Given entries:
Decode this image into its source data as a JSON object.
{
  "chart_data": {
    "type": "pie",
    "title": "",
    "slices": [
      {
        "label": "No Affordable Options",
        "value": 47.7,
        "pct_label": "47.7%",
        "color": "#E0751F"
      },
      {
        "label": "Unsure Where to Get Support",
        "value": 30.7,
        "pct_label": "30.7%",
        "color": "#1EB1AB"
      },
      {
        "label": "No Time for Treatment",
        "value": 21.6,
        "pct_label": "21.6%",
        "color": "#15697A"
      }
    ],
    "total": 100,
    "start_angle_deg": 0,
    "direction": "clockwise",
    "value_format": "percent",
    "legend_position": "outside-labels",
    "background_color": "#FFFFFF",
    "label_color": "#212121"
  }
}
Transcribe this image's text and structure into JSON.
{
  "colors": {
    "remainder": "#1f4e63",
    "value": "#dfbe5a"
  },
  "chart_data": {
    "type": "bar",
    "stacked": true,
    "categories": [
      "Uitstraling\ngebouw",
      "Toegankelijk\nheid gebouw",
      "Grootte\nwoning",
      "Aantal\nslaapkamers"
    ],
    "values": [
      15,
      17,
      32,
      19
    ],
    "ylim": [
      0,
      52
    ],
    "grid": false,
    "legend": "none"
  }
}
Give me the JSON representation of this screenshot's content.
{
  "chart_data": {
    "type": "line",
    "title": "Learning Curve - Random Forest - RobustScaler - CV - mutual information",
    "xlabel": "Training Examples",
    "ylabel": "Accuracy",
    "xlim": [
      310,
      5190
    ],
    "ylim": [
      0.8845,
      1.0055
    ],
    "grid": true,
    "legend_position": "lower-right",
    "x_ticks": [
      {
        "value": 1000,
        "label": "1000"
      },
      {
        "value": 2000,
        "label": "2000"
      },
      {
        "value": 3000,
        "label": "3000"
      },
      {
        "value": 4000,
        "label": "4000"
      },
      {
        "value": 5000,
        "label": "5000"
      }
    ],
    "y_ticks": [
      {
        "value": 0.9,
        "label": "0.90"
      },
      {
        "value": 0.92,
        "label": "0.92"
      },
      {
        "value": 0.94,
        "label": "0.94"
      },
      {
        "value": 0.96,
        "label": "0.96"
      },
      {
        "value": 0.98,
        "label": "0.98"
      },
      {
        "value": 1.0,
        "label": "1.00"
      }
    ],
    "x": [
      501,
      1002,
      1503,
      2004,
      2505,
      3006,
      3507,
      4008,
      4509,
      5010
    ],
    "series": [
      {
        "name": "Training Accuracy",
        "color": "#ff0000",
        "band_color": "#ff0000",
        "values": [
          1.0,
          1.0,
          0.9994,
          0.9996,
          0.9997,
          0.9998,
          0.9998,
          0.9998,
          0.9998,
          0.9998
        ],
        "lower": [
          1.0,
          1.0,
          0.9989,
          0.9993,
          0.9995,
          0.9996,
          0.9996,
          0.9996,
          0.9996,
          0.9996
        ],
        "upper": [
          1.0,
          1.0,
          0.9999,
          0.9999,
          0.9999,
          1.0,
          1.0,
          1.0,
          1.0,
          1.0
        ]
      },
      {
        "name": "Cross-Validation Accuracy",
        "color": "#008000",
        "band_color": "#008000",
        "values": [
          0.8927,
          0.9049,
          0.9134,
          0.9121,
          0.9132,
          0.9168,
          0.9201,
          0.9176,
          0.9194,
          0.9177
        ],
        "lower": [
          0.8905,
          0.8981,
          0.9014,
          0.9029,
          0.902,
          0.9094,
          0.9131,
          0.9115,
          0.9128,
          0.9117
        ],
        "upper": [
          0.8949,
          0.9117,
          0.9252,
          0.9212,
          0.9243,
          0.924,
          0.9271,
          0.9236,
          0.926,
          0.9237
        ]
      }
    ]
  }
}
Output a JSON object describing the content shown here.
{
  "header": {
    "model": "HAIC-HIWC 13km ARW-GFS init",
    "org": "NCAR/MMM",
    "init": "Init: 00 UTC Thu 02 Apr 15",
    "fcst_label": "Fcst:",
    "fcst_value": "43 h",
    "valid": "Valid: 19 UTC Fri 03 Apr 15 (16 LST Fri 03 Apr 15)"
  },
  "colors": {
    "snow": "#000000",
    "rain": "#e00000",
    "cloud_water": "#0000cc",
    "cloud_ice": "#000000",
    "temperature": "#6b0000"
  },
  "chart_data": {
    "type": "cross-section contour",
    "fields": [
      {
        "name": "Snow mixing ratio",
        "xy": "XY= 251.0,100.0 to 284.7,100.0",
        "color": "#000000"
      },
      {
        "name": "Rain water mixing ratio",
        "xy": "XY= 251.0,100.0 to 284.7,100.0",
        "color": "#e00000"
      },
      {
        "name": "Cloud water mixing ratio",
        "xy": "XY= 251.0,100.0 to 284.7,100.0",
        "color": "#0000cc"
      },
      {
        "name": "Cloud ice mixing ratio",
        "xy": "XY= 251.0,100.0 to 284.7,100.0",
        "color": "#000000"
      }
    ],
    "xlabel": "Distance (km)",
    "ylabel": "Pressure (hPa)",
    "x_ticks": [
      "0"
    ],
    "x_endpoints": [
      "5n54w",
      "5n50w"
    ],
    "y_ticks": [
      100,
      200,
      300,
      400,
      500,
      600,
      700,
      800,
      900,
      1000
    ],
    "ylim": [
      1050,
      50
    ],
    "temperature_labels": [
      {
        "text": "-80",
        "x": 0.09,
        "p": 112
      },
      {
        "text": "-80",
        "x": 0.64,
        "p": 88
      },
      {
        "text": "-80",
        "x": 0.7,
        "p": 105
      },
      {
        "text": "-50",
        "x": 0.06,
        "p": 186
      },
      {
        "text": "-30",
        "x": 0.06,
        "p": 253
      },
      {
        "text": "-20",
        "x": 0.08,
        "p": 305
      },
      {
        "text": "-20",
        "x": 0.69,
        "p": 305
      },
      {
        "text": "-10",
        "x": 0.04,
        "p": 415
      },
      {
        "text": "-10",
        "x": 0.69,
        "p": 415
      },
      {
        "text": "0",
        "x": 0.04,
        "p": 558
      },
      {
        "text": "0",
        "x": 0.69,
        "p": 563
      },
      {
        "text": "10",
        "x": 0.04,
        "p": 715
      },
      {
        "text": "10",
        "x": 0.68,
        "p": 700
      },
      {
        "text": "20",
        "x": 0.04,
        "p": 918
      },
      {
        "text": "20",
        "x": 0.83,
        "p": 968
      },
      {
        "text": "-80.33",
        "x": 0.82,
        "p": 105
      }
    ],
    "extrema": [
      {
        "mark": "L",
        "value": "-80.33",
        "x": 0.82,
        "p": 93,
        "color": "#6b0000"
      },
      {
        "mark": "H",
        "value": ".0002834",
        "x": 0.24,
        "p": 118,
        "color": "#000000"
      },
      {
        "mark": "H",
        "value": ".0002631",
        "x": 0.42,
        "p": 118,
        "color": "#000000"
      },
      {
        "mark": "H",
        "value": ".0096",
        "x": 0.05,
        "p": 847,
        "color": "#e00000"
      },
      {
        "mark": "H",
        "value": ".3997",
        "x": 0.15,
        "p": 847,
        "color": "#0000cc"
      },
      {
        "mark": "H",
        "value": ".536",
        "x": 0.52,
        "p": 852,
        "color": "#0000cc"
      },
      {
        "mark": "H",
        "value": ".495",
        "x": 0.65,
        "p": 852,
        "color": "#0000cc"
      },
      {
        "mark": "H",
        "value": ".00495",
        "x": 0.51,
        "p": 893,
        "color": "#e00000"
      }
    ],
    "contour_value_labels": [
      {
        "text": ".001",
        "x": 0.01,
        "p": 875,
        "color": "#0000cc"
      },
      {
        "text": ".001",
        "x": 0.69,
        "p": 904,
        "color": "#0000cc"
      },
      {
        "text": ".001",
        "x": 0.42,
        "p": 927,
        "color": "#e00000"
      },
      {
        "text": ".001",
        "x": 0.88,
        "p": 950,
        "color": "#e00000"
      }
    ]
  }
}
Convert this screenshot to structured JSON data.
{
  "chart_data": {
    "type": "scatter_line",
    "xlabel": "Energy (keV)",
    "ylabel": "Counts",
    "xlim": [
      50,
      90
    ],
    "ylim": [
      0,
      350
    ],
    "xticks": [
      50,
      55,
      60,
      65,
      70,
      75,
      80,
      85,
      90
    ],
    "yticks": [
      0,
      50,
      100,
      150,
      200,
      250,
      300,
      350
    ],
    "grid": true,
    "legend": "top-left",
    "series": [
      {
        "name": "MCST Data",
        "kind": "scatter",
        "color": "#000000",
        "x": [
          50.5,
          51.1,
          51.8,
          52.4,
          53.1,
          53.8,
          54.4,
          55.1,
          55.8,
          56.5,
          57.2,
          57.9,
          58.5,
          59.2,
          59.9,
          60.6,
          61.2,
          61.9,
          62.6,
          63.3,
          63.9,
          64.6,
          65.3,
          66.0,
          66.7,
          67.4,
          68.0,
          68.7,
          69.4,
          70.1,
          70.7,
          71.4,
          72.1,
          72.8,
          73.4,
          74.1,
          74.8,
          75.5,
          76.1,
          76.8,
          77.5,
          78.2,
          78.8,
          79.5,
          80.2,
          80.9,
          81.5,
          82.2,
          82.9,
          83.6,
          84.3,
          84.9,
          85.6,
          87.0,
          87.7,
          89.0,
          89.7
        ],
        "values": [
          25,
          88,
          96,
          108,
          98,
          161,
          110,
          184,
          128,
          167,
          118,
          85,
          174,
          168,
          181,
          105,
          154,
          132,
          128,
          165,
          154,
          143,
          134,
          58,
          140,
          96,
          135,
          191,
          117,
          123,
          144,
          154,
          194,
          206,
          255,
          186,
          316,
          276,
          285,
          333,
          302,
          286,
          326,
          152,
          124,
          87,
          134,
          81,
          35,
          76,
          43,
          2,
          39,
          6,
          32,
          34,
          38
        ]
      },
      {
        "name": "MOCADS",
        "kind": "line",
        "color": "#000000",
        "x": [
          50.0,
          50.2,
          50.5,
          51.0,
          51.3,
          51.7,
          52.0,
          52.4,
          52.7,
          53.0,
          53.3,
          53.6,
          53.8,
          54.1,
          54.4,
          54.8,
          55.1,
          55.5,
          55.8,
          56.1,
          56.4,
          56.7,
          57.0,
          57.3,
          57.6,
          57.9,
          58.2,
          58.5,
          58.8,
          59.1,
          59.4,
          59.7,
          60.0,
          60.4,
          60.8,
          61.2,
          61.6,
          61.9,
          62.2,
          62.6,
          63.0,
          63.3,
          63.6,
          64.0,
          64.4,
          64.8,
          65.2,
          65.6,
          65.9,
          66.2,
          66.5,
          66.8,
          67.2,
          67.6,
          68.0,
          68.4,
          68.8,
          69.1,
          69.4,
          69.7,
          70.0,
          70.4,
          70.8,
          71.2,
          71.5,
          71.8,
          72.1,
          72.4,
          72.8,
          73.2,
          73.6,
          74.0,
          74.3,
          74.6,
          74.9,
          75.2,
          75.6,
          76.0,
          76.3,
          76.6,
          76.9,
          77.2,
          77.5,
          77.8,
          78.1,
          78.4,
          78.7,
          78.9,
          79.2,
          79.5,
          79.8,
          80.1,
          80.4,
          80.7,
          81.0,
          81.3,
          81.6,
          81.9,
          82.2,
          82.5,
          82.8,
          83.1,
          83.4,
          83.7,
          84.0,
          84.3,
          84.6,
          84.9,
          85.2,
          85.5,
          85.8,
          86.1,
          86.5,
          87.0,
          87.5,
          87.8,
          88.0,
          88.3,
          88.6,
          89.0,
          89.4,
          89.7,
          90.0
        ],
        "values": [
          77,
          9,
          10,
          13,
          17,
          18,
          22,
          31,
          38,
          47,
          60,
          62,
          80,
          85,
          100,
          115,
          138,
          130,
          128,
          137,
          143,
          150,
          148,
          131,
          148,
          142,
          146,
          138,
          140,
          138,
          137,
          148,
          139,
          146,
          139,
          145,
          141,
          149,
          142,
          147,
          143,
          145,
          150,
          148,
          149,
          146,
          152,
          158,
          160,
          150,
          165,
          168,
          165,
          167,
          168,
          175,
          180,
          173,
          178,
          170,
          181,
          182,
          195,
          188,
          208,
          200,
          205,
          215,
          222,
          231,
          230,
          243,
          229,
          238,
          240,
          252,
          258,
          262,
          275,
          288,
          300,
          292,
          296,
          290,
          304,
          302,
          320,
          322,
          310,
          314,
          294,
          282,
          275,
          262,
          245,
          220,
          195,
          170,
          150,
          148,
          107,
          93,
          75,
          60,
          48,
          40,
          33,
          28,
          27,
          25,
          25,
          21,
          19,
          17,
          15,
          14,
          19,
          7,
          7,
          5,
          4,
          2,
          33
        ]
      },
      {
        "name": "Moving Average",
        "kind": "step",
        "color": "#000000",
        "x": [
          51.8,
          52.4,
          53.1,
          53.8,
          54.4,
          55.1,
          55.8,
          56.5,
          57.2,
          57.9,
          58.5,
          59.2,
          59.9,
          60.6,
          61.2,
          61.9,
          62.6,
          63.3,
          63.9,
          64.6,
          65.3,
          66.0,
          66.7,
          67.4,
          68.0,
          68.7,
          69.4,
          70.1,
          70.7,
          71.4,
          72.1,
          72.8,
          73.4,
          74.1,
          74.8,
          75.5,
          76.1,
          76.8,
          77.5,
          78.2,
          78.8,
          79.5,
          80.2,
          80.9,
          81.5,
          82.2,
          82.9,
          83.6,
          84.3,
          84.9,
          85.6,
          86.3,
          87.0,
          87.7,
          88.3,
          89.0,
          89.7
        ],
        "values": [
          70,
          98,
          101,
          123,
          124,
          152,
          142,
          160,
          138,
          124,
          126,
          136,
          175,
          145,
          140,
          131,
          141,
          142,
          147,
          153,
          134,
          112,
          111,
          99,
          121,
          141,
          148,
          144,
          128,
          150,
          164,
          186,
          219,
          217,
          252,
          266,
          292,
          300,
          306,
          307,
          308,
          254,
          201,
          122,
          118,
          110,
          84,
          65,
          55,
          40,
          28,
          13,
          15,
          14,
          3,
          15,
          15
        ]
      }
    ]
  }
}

Work instructions:
Which lines hold the word "screenshot"? Copy every one of them.

The result:
Give me the JSON representation of this screenshot's content.
Convert this screenshot to structured JSON data.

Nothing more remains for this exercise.